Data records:

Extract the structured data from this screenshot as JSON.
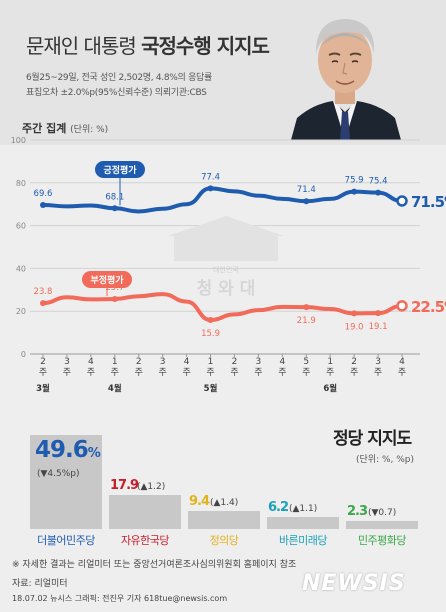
{
  "header": {
    "title_plain": "문재인 대통령",
    "title_bold": "국정수행 지지도",
    "survey_line1": "6월25~29일, 전국 성인 2,502명, 4.8%의 응답률",
    "survey_line2": "표집오차 ±2.0%p(95%신뢰수준) 의뢰기관:CBS"
  },
  "section_label": "주간 집계",
  "section_unit": "(단위: %)",
  "watermark": {
    "text_small": "대한민국",
    "text_large": "청 와 대"
  },
  "chart_data": {
    "type": "line",
    "title": "문재인 대통령 국정수행 지지도",
    "unit": "%",
    "ylim": [
      0,
      100
    ],
    "yticks": [
      0,
      20,
      40,
      60,
      80,
      100
    ],
    "grid": true,
    "categories": [
      "2주",
      "3주",
      "4주",
      "1주",
      "2주",
      "3주",
      "4주",
      "1주",
      "2주",
      "3주",
      "4주",
      "5주",
      "1주",
      "2주",
      "3주",
      "4주"
    ],
    "month_labels": [
      {
        "index": 0,
        "label": "3월"
      },
      {
        "index": 3,
        "label": "4월"
      },
      {
        "index": 7,
        "label": "5월"
      },
      {
        "index": 12,
        "label": "6월"
      }
    ],
    "series": [
      {
        "name": "긍정평가",
        "color": "#1f5cb0",
        "values": [
          69.6,
          69.0,
          69.4,
          68.1,
          66.6,
          67.9,
          70.0,
          77.4,
          76.0,
          74.0,
          72.5,
          71.4,
          72.5,
          75.9,
          75.4,
          71.5
        ],
        "labels": [
          {
            "index": 0,
            "text": "69.6"
          },
          {
            "index": 3,
            "text": "68.1"
          },
          {
            "index": 7,
            "text": "77.4"
          },
          {
            "index": 11,
            "text": "71.4"
          },
          {
            "index": 13,
            "text": "75.9"
          },
          {
            "index": 14,
            "text": "75.4"
          },
          {
            "index": 15,
            "text": "71.5%",
            "highlight": true
          }
        ]
      },
      {
        "name": "부정평가",
        "color": "#f26a5a",
        "values": [
          23.8,
          26.5,
          25.5,
          25.7,
          27.0,
          28.0,
          24.5,
          15.9,
          18.5,
          20.5,
          22.0,
          21.9,
          21.0,
          19.0,
          19.1,
          22.5
        ],
        "labels": [
          {
            "index": 0,
            "text": "23.8"
          },
          {
            "index": 3,
            "text": "25.7"
          },
          {
            "index": 7,
            "text": "15.9"
          },
          {
            "index": 11,
            "text": "21.9"
          },
          {
            "index": 13,
            "text": "19.0"
          },
          {
            "index": 14,
            "text": "19.1"
          },
          {
            "index": 15,
            "text": "22.5%",
            "highlight": true
          }
        ]
      }
    ]
  },
  "party_support": {
    "title": "정당 지지도",
    "unit": "(단위: %, %p)",
    "parties": [
      {
        "name": "더불어민주당",
        "value": 49.6,
        "value_text": "49.6",
        "pct": "%",
        "change": "(▼4.5%p)",
        "color": "#1f5cb0"
      },
      {
        "name": "자유한국당",
        "value": 17.9,
        "value_text": "17.9",
        "pct": "",
        "change": "(▲1.2)",
        "color": "#c81e2c"
      },
      {
        "name": "정의당",
        "value": 9.4,
        "value_text": "9.4",
        "pct": "",
        "change": "(▲1.4)",
        "color": "#e3b31c"
      },
      {
        "name": "바른미래당",
        "value": 6.2,
        "value_text": "6.2",
        "pct": "",
        "change": "(▲1.1)",
        "color": "#1aa0b8"
      },
      {
        "name": "민주평화당",
        "value": 2.3,
        "value_text": "2.3",
        "pct": "",
        "change": "(▼0.7)",
        "color": "#3aa84a"
      }
    ]
  },
  "footer": {
    "footnote": "※ 자세한 결과는 리얼미터 또는 중앙선거여론조사심의위원회 홈페이지 참조",
    "source": "자료: 리얼미터",
    "credit": "18.07.02 뉴시스 그래픽: 전진우 기자 618tue@newsis.com",
    "logo": "NEWSIS"
  }
}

• **EXERCISE AIM**
Return the material exactly as given, apart from the pictures.

• **COMPLETE ANSWER**
Extract the structured data from this screenshot as JSON.
{
  "header": {
    "title_plain": "문재인 대통령",
    "title_bold": "국정수행 지지도",
    "survey_line1": "6월25~29일, 전국 성인 2,502명, 4.8%의 응답률",
    "survey_line2": "표집오차 ±2.0%p(95%신뢰수준) 의뢰기관:CBS"
  },
  "section_label": "주간 집계",
  "section_unit": "(단위: %)",
  "watermark": {
    "text_small": "대한민국",
    "text_large": "청 와 대"
  },
  "chart_data": {
    "type": "line",
    "title": "문재인 대통령 국정수행 지지도",
    "unit": "%",
    "ylim": [
      0,
      100
    ],
    "yticks": [
      0,
      20,
      40,
      60,
      80,
      100
    ],
    "grid": true,
    "categories": [
      "2주",
      "3주",
      "4주",
      "1주",
      "2주",
      "3주",
      "4주",
      "1주",
      "2주",
      "3주",
      "4주",
      "5주",
      "1주",
      "2주",
      "3주",
      "4주"
    ],
    "month_labels": [
      {
        "index": 0,
        "label": "3월"
      },
      {
        "index": 3,
        "label": "4월"
      },
      {
        "index": 7,
        "label": "5월"
      },
      {
        "index": 12,
        "label": "6월"
      }
    ],
    "series": [
      {
        "name": "긍정평가",
        "color": "#1f5cb0",
        "values": [
          69.6,
          69.0,
          69.4,
          68.1,
          66.6,
          67.9,
          70.0,
          77.4,
          76.0,
          74.0,
          72.5,
          71.4,
          72.5,
          75.9,
          75.4,
          71.5
        ],
        "labels": [
          {
            "index": 0,
            "text": "69.6"
          },
          {
            "index": 3,
            "text": "68.1"
          },
          {
            "index": 7,
            "text": "77.4"
          },
          {
            "index": 11,
            "text": "71.4"
          },
          {
            "index": 13,
            "text": "75.9"
          },
          {
            "index": 14,
            "text": "75.4"
          },
          {
            "index": 15,
            "text": "71.5%",
            "highlight": true
          }
        ]
      },
      {
        "name": "부정평가",
        "color": "#f26a5a",
        "values": [
          23.8,
          26.5,
          25.5,
          25.7,
          27.0,
          28.0,
          24.5,
          15.9,
          18.5,
          20.5,
          22.0,
          21.9,
          21.0,
          19.0,
          19.1,
          22.5
        ],
        "labels": [
          {
            "index": 0,
            "text": "23.8"
          },
          {
            "index": 3,
            "text": "25.7"
          },
          {
            "index": 7,
            "text": "15.9"
          },
          {
            "index": 11,
            "text": "21.9"
          },
          {
            "index": 13,
            "text": "19.0"
          },
          {
            "index": 14,
            "text": "19.1"
          },
          {
            "index": 15,
            "text": "22.5%",
            "highlight": true
          }
        ]
      }
    ]
  },
  "party_support": {
    "title": "정당 지지도",
    "unit": "(단위: %, %p)",
    "parties": [
      {
        "name": "더불어민주당",
        "value": 49.6,
        "value_text": "49.6",
        "pct": "%",
        "change": "(▼4.5%p)",
        "color": "#1f5cb0"
      },
      {
        "name": "자유한국당",
        "value": 17.9,
        "value_text": "17.9",
        "pct": "",
        "change": "(▲1.2)",
        "color": "#c81e2c"
      },
      {
        "name": "정의당",
        "value": 9.4,
        "value_text": "9.4",
        "pct": "",
        "change": "(▲1.4)",
        "color": "#e3b31c"
      },
      {
        "name": "바른미래당",
        "value": 6.2,
        "value_text": "6.2",
        "pct": "",
        "change": "(▲1.1)",
        "color": "#1aa0b8"
      },
      {
        "name": "민주평화당",
        "value": 2.3,
        "value_text": "2.3",
        "pct": "",
        "change": "(▼0.7)",
        "color": "#3aa84a"
      }
    ]
  },
  "footer": {
    "footnote": "※ 자세한 결과는 리얼미터 또는 중앙선거여론조사심의위원회 홈페이지 참조",
    "source": "자료: 리얼미터",
    "credit": "18.07.02 뉴시스 그래픽: 전진우 기자 618tue@newsis.com",
    "logo": "NEWSIS"
  }
}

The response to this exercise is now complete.